Stored data
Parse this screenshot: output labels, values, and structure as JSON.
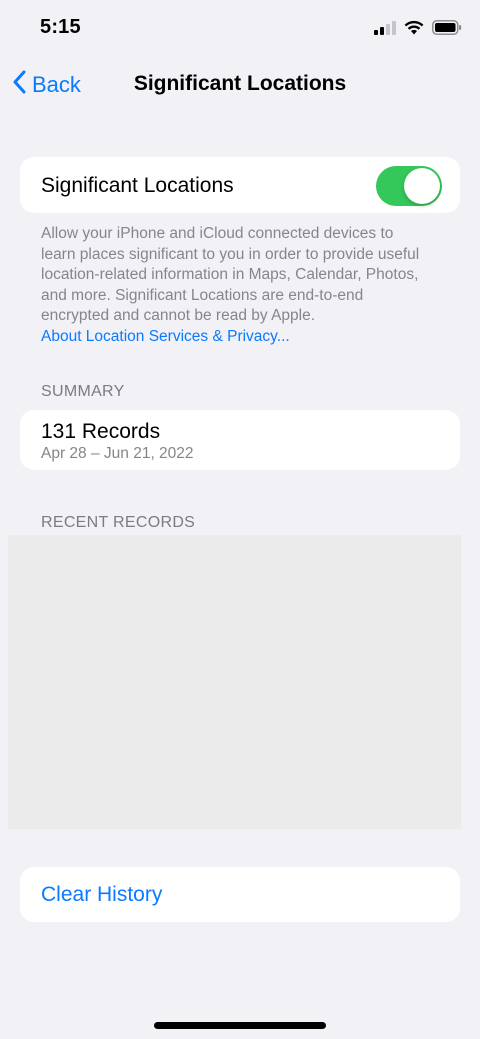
{
  "status_bar": {
    "time": "5:15",
    "icons": [
      "cellular-signal-icon",
      "wifi-icon",
      "battery-icon"
    ]
  },
  "nav": {
    "back_label": "Back",
    "title": "Significant Locations"
  },
  "toggle_row": {
    "label": "Significant Locations",
    "enabled": true,
    "on_color": "#34c759"
  },
  "footnote": {
    "text": "Allow your iPhone and iCloud connected devices to learn places significant to you in order to provide useful location-related information in Maps, Calendar, Photos, and more. Significant Locations are end-to-end encrypted and cannot be read by Apple.",
    "link": "About Location Services & Privacy..."
  },
  "summary": {
    "header": "SUMMARY",
    "title": "131 Records",
    "date_range": "Apr 28 – Jun 21, 2022"
  },
  "recent": {
    "header": "RECENT RECORDS"
  },
  "clear_history_label": "Clear History",
  "colors": {
    "accent": "#0a7aff",
    "background": "#f1f1f6",
    "secondary_text": "#85858b"
  }
}
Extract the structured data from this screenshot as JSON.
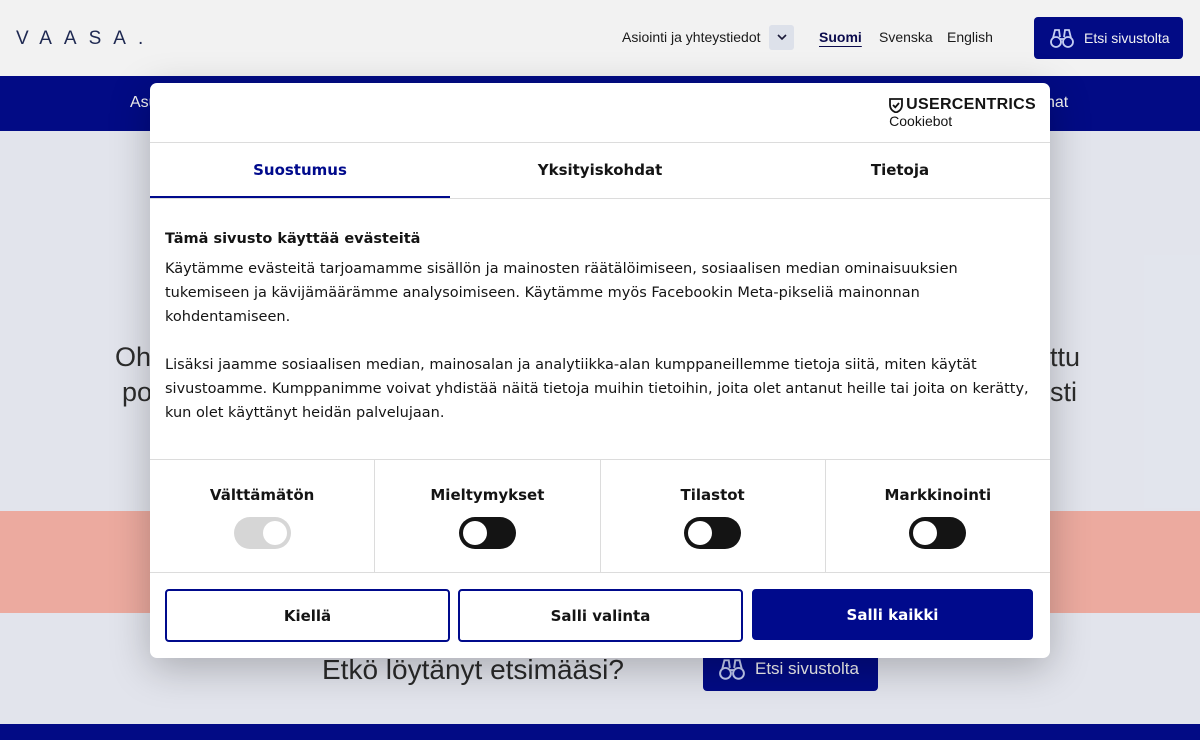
{
  "header": {
    "logo": "VAASA.",
    "service_link": "Asiointi ja yhteystiedot",
    "languages": [
      {
        "label": "Suomi",
        "active": true
      },
      {
        "label": "Svenska",
        "active": false
      },
      {
        "label": "English",
        "active": false
      }
    ],
    "search_button": "Etsi sivustolta"
  },
  "navbar": {
    "left_fragment": "Asu",
    "right_fragment": "nat"
  },
  "background": {
    "heading_left_1": "Oh",
    "heading_left_2": "po",
    "heading_right_1": "ttu",
    "heading_right_2": "sti",
    "not_found_question": "Etkö löytänyt etsimääsi?",
    "search_button": "Etsi sivustolta"
  },
  "dialog": {
    "brand_name": "USERCENTRICS",
    "brand_sub": "Cookiebot",
    "tabs": [
      {
        "label": "Suostumus",
        "active": true
      },
      {
        "label": "Yksityiskohdat",
        "active": false
      },
      {
        "label": "Tietoja",
        "active": false
      }
    ],
    "title": "Tämä sivusto käyttää evästeitä",
    "paragraph_1": "Käytämme evästeitä tarjoamamme sisällön ja mainosten räätälöimiseen, sosiaalisen median ominaisuuksien tukemiseen ja kävijämäärämme analysoimiseen. Käytämme myös Facebookin Meta-pikseliä mainonnan kohdentamiseen.",
    "paragraph_2": "Lisäksi jaamme sosiaalisen median, mainosalan ja analytiikka-alan kumppaneillemme tietoja siitä, miten käytät sivustoamme. Kumppanimme voivat yhdistää näitä tietoja muihin tietoihin, joita olet antanut heille tai joita on kerätty, kun olet käyttänyt heidän palvelujaan.",
    "categories": [
      {
        "label": "Välttämätön",
        "enabled": true,
        "locked": true
      },
      {
        "label": "Mieltymykset",
        "enabled": false,
        "locked": false
      },
      {
        "label": "Tilastot",
        "enabled": false,
        "locked": false
      },
      {
        "label": "Markkinointi",
        "enabled": false,
        "locked": false
      }
    ],
    "buttons": {
      "deny": "Kiellä",
      "allow_selection": "Salli valinta",
      "allow_all": "Salli kaikki"
    }
  },
  "colors": {
    "brand_blue": "#000a8c",
    "salmon": "#f9b3a7",
    "page_bg": "#eef1f9"
  }
}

- Task brief: In the entries above, count each line with "JSON"; reply with the total only.

- Completed task: 2